### [What you need to do]
Give only the number of lines that hold the word "label".

##############################

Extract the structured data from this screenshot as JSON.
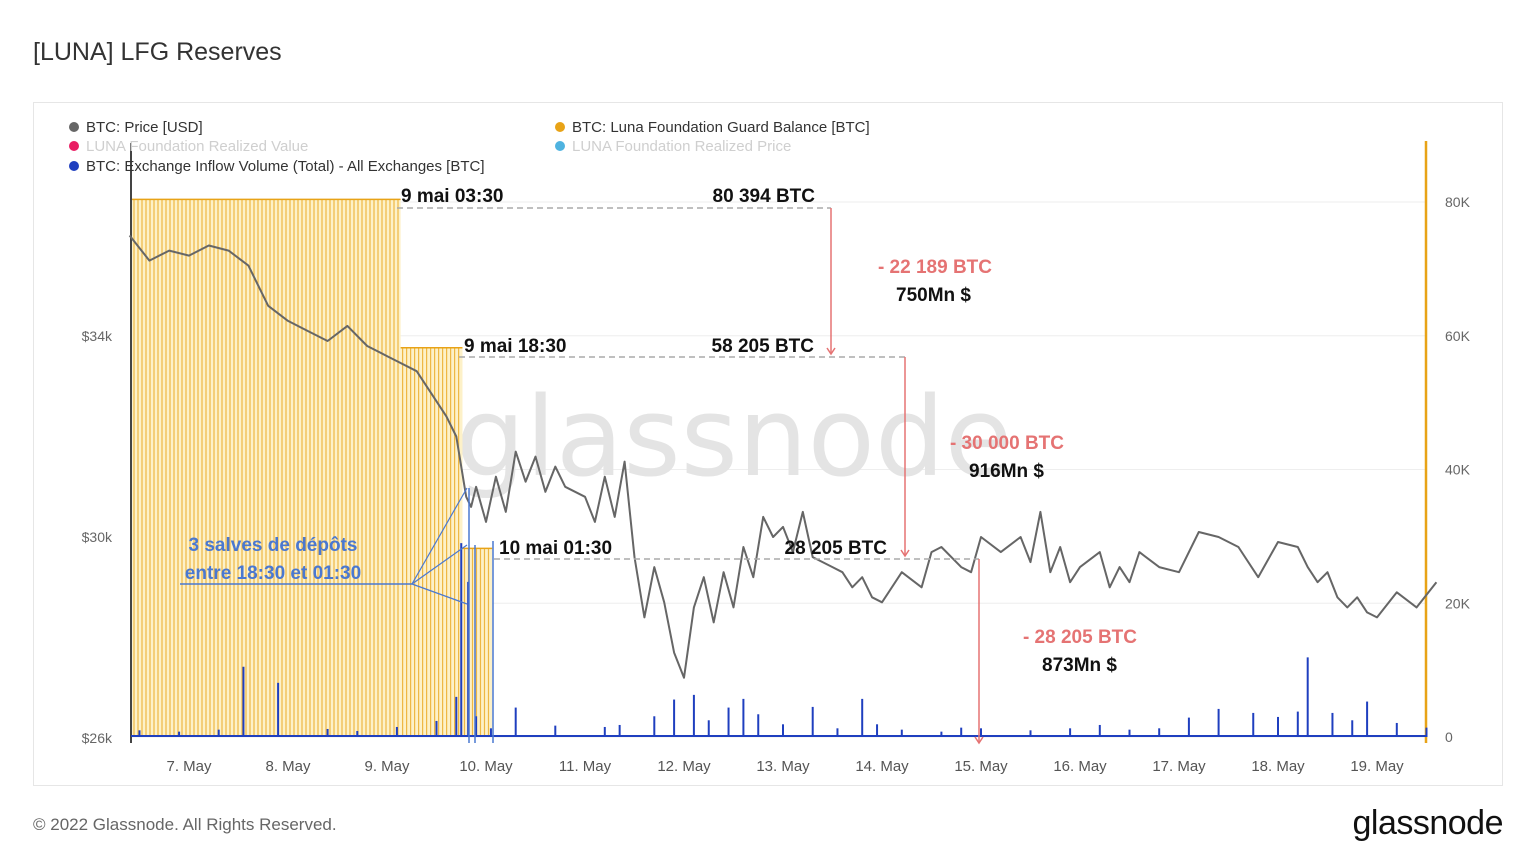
{
  "title": "[LUNA] LFG Reserves",
  "footer": {
    "copyright": "© 2022 Glassnode. All Rights Reserved.",
    "logo": "glassnode"
  },
  "watermark": "glassnode",
  "colors": {
    "price": "#666666",
    "balance": "#e8a317",
    "inflow": "#1f3fbf",
    "annotation_red": "#e57373",
    "annotation_blue": "#4a78d0"
  },
  "chart_data": {
    "type": "line",
    "legend": [
      {
        "label": "BTC: Price [USD]",
        "color": "#666666",
        "faded": false
      },
      {
        "label": "BTC: Luna Foundation Guard Balance [BTC]",
        "color": "#e8a317",
        "faded": false
      },
      {
        "label": "LUNA Foundation Realized Value",
        "color": "#e91e63",
        "faded": true
      },
      {
        "label": "LUNA Foundation Realized Price",
        "color": "#4fb3e0",
        "faded": true
      },
      {
        "label": "BTC: Exchange Inflow Volume (Total) - All Exchanges [BTC]",
        "color": "#1f3fbf",
        "faded": false
      }
    ],
    "x_ticks": [
      "7. May",
      "8. May",
      "9. May",
      "10. May",
      "11. May",
      "12. May",
      "13. May",
      "14. May",
      "15. May",
      "16. May",
      "17. May",
      "18. May",
      "19. May"
    ],
    "y_left": {
      "ticks": [
        "$34k",
        "$30k",
        "$26k"
      ],
      "values": [
        34000,
        30000,
        26000
      ]
    },
    "y_right": {
      "ticks": [
        "80K",
        "60K",
        "40K",
        "20K",
        "0"
      ],
      "values": [
        80000,
        60000,
        40000,
        20000,
        0
      ]
    },
    "series": [
      {
        "name": "BTC: Price [USD]",
        "x": [
          6.4,
          6.6,
          6.8,
          7.0,
          7.2,
          7.4,
          7.6,
          7.8,
          8.0,
          8.2,
          8.4,
          8.6,
          8.8,
          9.0,
          9.1,
          9.3,
          9.5,
          9.6,
          9.7,
          9.8,
          9.85,
          9.9,
          10.0,
          10.1,
          10.2,
          10.3,
          10.4,
          10.5,
          10.6,
          10.7,
          10.8,
          11.0,
          11.1,
          11.2,
          11.3,
          11.4,
          11.5,
          11.6,
          11.7,
          11.8,
          11.9,
          12.0,
          12.1,
          12.2,
          12.3,
          12.4,
          12.5,
          12.6,
          12.7,
          12.8,
          12.9,
          13.0,
          13.1,
          13.2,
          13.3,
          13.4,
          13.5,
          13.6,
          13.7,
          13.8,
          13.9,
          14.0,
          14.2,
          14.4,
          14.5,
          14.6,
          14.8,
          14.9,
          15.0,
          15.2,
          15.4,
          15.5,
          15.6,
          15.7,
          15.8,
          15.9,
          16.0,
          16.2,
          16.3,
          16.4,
          16.5,
          16.6,
          16.8,
          17.0,
          17.2,
          17.4,
          17.6,
          17.8,
          18.0,
          18.2,
          18.3,
          18.4,
          18.5,
          18.6,
          18.7,
          18.8,
          18.9,
          19.0,
          19.2,
          19.4,
          19.6
        ],
        "values": [
          36000,
          35500,
          35700,
          35600,
          35800,
          35700,
          35400,
          34600,
          34300,
          34100,
          33900,
          34200,
          33800,
          33600,
          33500,
          33300,
          32700,
          32400,
          32000,
          30800,
          30600,
          31000,
          30300,
          31200,
          30500,
          31700,
          31100,
          31600,
          30900,
          31400,
          31000,
          30800,
          30300,
          31200,
          30400,
          31500,
          29600,
          28400,
          29400,
          28700,
          27700,
          27200,
          28600,
          29200,
          28300,
          29300,
          28600,
          29800,
          29200,
          30400,
          30000,
          30200,
          29700,
          30500,
          29600,
          29500,
          29400,
          29300,
          29000,
          29200,
          28800,
          28700,
          29300,
          29000,
          29700,
          29800,
          29400,
          29300,
          30000,
          29700,
          30000,
          29500,
          30500,
          29300,
          29800,
          29100,
          29400,
          29700,
          29000,
          29400,
          29100,
          29700,
          29400,
          29300,
          30100,
          30000,
          29800,
          29200,
          29900,
          29800,
          29400,
          29100,
          29300,
          28800,
          28600,
          28800,
          28500,
          28400,
          28900,
          28600,
          29100
        ]
      },
      {
        "name": "BTC: Luna Foundation Guard Balance [BTC]",
        "x": [
          6.4,
          9.1375,
          9.1375,
          9.7625,
          9.7625,
          10.0625,
          10.0625,
          19.6
        ],
        "values": [
          80394,
          80394,
          58205,
          58205,
          28205,
          28205,
          0,
          0
        ]
      },
      {
        "name": "BTC: Exchange Inflow Volume (Total) - All Exchanges [BTC]",
        "x": [
          6.5,
          6.9,
          7.3,
          7.55,
          7.9,
          8.4,
          8.7,
          9.1,
          9.5,
          9.7,
          9.75,
          9.82,
          9.9,
          10.05,
          10.3,
          10.7,
          11.2,
          11.35,
          11.7,
          11.9,
          12.1,
          12.25,
          12.45,
          12.6,
          12.75,
          13.0,
          13.3,
          13.55,
          13.8,
          13.95,
          14.2,
          14.6,
          14.8,
          15.0,
          15.5,
          15.9,
          16.2,
          16.5,
          16.8,
          17.1,
          17.4,
          17.75,
          18.0,
          18.2,
          18.3,
          18.55,
          18.75,
          18.9,
          19.2,
          19.5
        ],
        "values": [
          1000,
          800,
          1100,
          10500,
          8100,
          1200,
          900,
          1500,
          2400,
          6000,
          29000,
          23200,
          3100,
          1300,
          4400,
          1700,
          1500,
          1800,
          3100,
          5600,
          6300,
          2500,
          4400,
          5700,
          3400,
          1900,
          4500,
          1300,
          5700,
          1900,
          1100,
          800,
          1400,
          1300,
          1000,
          1300,
          1800,
          1100,
          1300,
          2900,
          4200,
          3600,
          3000,
          3800,
          11900,
          3600,
          2500,
          5300,
          2100,
          1400
        ]
      }
    ],
    "annotations": [
      {
        "text": "9 mai 03:30",
        "color": "black"
      },
      {
        "text": "80 394 BTC",
        "color": "black"
      },
      {
        "text": "- 22 189 BTC",
        "color": "red"
      },
      {
        "text": "750Mn $",
        "color": "black"
      },
      {
        "text": "9 mai 18:30",
        "color": "black"
      },
      {
        "text": "58 205 BTC",
        "color": "black"
      },
      {
        "text": "- 30 000 BTC",
        "color": "red"
      },
      {
        "text": "916Mn $",
        "color": "black"
      },
      {
        "text": "10 mai 01:30",
        "color": "black"
      },
      {
        "text": "28 205 BTC",
        "color": "black"
      },
      {
        "text": "- 28 205 BTC",
        "color": "red"
      },
      {
        "text": "873Mn $",
        "color": "black"
      },
      {
        "text": "3 salves de dépôts",
        "color": "blue"
      },
      {
        "text": "entre 18:30 et 01:30",
        "color": "blue"
      }
    ]
  }
}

##############################

### [Solution to this exercise]
5